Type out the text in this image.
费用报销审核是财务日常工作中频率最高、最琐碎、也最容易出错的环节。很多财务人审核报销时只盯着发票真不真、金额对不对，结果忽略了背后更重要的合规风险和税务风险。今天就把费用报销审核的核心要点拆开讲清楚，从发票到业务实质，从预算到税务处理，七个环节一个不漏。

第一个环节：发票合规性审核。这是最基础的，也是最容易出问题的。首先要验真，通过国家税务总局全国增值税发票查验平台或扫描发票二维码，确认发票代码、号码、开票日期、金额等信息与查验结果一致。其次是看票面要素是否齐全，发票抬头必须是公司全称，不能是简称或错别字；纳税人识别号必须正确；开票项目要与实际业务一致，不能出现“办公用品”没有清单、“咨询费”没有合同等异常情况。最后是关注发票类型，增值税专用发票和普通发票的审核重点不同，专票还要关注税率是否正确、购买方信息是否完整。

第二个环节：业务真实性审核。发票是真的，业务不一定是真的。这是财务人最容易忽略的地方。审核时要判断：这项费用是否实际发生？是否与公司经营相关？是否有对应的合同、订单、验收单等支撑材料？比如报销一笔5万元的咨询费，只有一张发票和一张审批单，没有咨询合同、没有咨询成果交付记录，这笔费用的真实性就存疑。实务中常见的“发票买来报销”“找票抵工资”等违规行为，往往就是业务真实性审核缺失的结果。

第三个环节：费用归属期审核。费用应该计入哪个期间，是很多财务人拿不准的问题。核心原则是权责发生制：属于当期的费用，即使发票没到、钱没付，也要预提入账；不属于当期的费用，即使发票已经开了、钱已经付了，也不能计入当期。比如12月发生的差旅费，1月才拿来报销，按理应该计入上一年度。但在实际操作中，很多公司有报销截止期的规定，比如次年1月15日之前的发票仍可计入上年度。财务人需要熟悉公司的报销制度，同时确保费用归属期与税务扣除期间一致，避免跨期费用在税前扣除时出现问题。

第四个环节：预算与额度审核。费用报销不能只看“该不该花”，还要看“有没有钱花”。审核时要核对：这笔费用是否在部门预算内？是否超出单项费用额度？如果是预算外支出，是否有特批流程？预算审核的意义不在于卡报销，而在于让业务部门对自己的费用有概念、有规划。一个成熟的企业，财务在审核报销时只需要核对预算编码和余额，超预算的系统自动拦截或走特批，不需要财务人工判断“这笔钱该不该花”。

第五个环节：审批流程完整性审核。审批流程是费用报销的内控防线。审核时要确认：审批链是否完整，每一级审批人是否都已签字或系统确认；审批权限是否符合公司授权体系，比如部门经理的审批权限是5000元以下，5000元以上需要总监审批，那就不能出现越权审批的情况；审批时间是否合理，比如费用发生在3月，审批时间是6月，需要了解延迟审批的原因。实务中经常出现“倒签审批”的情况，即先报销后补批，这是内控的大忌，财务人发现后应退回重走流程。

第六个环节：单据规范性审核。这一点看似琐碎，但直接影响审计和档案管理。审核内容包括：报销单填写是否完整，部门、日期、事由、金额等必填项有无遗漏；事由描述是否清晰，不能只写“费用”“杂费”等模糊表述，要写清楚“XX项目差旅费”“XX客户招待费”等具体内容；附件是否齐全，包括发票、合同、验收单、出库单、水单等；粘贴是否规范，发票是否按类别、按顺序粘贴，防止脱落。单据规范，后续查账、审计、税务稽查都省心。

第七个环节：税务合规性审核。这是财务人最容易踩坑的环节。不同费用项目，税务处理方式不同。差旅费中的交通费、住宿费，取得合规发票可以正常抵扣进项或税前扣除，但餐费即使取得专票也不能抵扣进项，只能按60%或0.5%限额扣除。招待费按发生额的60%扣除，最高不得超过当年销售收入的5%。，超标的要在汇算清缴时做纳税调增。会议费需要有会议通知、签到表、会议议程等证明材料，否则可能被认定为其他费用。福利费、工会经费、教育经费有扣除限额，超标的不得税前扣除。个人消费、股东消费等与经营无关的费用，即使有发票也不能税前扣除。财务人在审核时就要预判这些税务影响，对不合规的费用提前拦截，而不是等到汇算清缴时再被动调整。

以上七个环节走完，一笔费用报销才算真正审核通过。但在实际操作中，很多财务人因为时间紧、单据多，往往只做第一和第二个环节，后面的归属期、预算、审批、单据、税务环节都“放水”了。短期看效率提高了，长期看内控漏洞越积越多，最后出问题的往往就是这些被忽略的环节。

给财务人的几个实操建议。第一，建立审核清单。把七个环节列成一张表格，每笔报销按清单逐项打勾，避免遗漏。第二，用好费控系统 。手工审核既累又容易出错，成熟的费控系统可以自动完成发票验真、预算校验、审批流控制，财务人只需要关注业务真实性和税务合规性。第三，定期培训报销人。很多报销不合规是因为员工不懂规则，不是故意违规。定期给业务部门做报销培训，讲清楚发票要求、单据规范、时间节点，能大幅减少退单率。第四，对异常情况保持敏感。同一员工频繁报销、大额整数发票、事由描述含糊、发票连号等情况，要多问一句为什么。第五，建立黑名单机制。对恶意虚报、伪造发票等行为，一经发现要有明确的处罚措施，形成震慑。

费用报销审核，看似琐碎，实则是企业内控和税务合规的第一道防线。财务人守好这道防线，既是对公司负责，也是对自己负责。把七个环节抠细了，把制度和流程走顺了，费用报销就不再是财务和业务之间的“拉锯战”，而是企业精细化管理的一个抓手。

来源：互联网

» **AIM OF THE EXERCISE**: Give every line of the material again, exactly as it reads.

» **EXERCISE OUTPUT**:
Type out the text in this image.
费用报销审核是财务日常工作中频率最高、最琐碎、也最容易出错的环节。很多财务人审核报销时只盯着发票真不真、金额对不对，结果忽略了背后更重要的合规风险和税务风险。今天就把费用报销审核的核心要点拆开讲清楚，从发票到业务实质，从预算到税务处理，七个环节一个不漏。

第一个环节：发票合规性审核。这是最基础的，也是最容易出问题的。首先要验真，通过国家税务总局全国增值税发票查验平台或扫描发票二维码，确认发票代码、号码、开票日期、金额等信息与查验结果一致。其次是看票面要素是否齐全，发票抬头必须是公司全称，不能是简称或错别字；纳税人识别号必须正确；开票项目要与实际业务一致，不能出现“办公用品”没有清单、“咨询费”没有合同等异常情况。最后是关注发票类型，增值税专用发票和普通发票的审核重点不同，专票还要关注税率是否正确、购买方信息是否完整。

第二个环节：业务真实性审核。发票是真的，业务不一定是真的。这是财务人最容易忽略的地方。审核时要判断：这项费用是否实际发生？是否与公司经营相关？是否有对应的合同、订单、验收单等支撑材料？比如报销一笔5万元的咨询费，只有一张发票和一张审批单，没有咨询合同、没有咨询成果交付记录，这笔费用的真实性就存疑。实务中常见的“发票买来报销”“找票抵工资”等违规行为，往往就是业务真实性审核缺失的结果。

第三个环节：费用归属期审核。费用应该计入哪个期间，是很多财务人拿不准的问题。核心原则是权责发生制：属于当期的费用，即使发票没到、钱没付，也要预提入账；不属于当期的费用，即使发票已经开了、钱已经付了，也不能计入当期。比如12月发生的差旅费，1月才拿来报销，按理应该计入上一年度。但在实际操作中，很多公司有报销截止期的规定，比如次年1月15日之前的发票仍可计入上年度。财务人需要熟悉公司的报销制度，同时确保费用归属期与税务扣除期间一致，避免跨期费用在税前扣除时出现问题。

第四个环节：预算与额度审核。费用报销不能只看“该不该花”，还要看“有没有钱花”。审核时要核对：这笔费用是否在部门预算内？是否超出单项费用额度？如果是预算外支出，是否有特批流程？预算审核的意义不在于卡报销，而在于让业务部门对自己的费用有概念、有规划。一个成熟的企业，财务在审核报销时只需要核对预算编码和余额，超预算的系统自动拦截或走特批，不需要财务人工判断“这笔钱该不该花”。

第五个环节：审批流程完整性审核。审批流程是费用报销的内控防线。审核时要确认：审批链是否完整，每一级审批人是否都已签字或系统确认；审批权限是否符合公司授权体系，比如部门经理的审批权限是5000元以下，5000元以上需要总监审批，那就不能出现越权审批的情况；审批时间是否合理，比如费用发生在3月，审批时间是6月，需要了解延迟审批的原因。实务中经常出现“倒签审批”的情况，即先报销后补批，这是内控的大忌，财务人发现后应退回重走流程。

第六个环节：单据规范性审核。这一点看似琐碎，但直接影响审计和档案管理。审核内容包括：报销单填写是否完整，部门、日期、事由、金额等必填项有无遗漏；事由描述是否清晰，不能只写“费用”“杂费”等模糊表述，要写清楚“XX项目差旅费”“XX客户招待费”等具体内容；附件是否齐全，包括发票、合同、验收单、出库单、水单等；粘贴是否规范，发票是否按类别、按顺序粘贴，防止脱落。单据规范，后续查账、审计、税务稽查都省心。

第七个环节：税务合规性审核。这是财务人最容易踩坑的环节。不同费用项目，税务处理方式不同。差旅费中的交通费、住宿费，取得合规发票可以正常抵扣进项或税前扣除，但餐费即使取得专票也不能抵扣进项，只能按60%或0.5%限额扣除。招待费按发生额的60%扣除，最高不得超过当年销售收入的5%。，超标的要在汇算清缴时做纳税调增。会议费需要有会议通知、签到表、会议议程等证明材料，否则可能被认定为其他费用。福利费、工会经费、教育经费有扣除限额，超标的不得税前扣除。个人消费、股东消费等与经营无关的费用，即使有发票也不能税前扣除。财务人在审核时就要预判这些税务影响，对不合规的费用提前拦截，而不是等到汇算清缴时再被动调整。

以上七个环节走完，一笔费用报销才算真正审核通过。但在实际操作中，很多财务人因为时间紧、单据多，往往只做第一和第二个环节，后面的归属期、预算、审批、单据、税务环节都“放水”了。短期看效率提高了，长期看内控漏洞越积越多，最后出问题的往往就是这些被忽略的环节。

给财务人的几个实操建议。第一，建立审核清单。把七个环节列成一张表格，每笔报销按清单逐项打勾，避免遗漏。第二，用好费控系统 。手工审核既累又容易出错，成熟的费控系统可以自动完成发票验真、预算校验、审批流控制，财务人只需要关注业务真实性和税务合规性。第三，定期培训报销人。很多报销不合规是因为员工不懂规则，不是故意违规。定期给业务部门做报销培训，讲清楚发票要求、单据规范、时间节点，能大幅减少退单率。第四，对异常情况保持敏感。同一员工频繁报销、大额整数发票、事由描述含糊、发票连号等情况，要多问一句为什么。第五，建立黑名单机制。对恶意虚报、伪造发票等行为，一经发现要有明确的处罚措施，形成震慑。

费用报销审核，看似琐碎，实则是企业内控和税务合规的第一道防线。财务人守好这道防线，既是对公司负责，也是对自己负责。把七个环节抠细了，把制度和流程走顺了，费用报销就不再是财务和业务之间的“拉锯战”，而是企业精细化管理的一个抓手。

来源：互联网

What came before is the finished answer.